_DIRECTIVE:_
Show every line in the entries below where the word "出发前准备清单" appears.

>> Begin EXERCISE MATERIAL

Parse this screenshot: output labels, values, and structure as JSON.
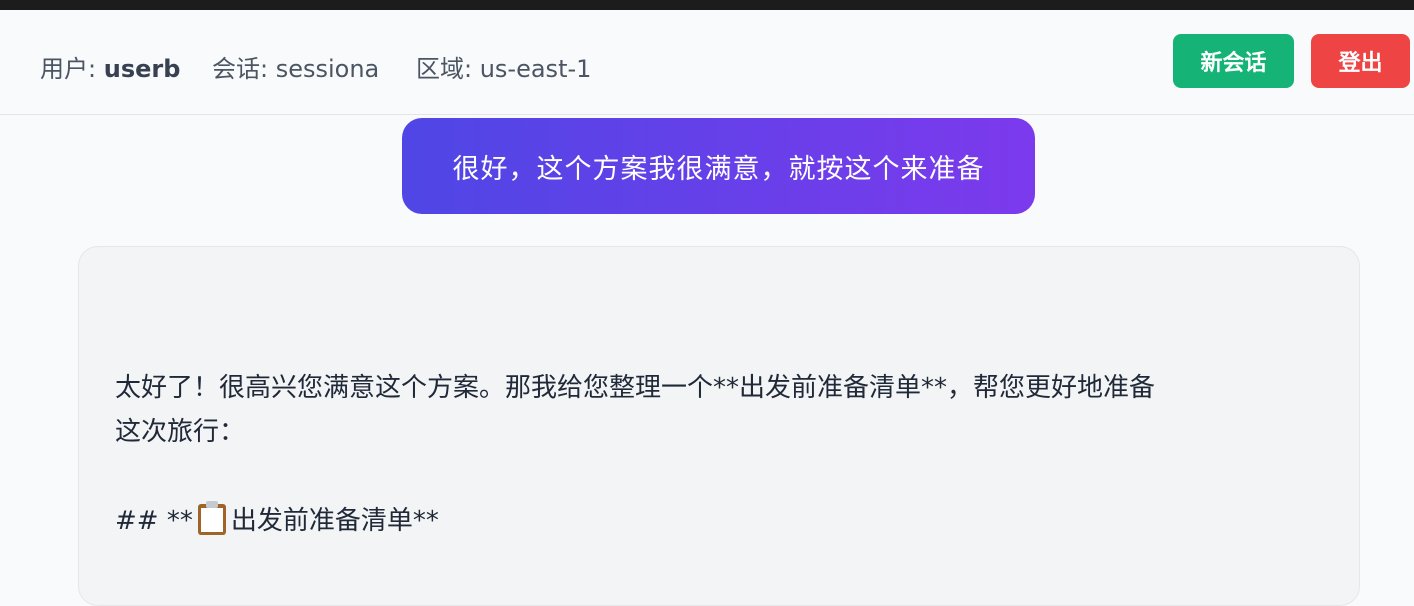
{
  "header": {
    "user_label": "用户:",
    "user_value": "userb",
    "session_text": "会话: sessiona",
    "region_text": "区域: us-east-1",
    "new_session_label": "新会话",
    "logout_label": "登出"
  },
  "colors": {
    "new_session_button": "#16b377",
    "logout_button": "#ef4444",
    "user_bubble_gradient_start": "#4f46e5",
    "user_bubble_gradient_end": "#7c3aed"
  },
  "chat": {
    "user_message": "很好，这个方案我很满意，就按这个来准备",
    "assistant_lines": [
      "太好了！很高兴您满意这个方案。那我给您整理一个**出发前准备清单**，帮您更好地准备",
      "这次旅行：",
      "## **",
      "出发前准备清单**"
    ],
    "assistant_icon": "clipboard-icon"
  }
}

>> End EXERCISE MATERIAL

_OUTPUT FOR THIS TASK:_
      "太好了！很高兴您满意这个方案。那我给您整理一个**出发前准备清单**，帮您更好地准备",
      "出发前准备清单**"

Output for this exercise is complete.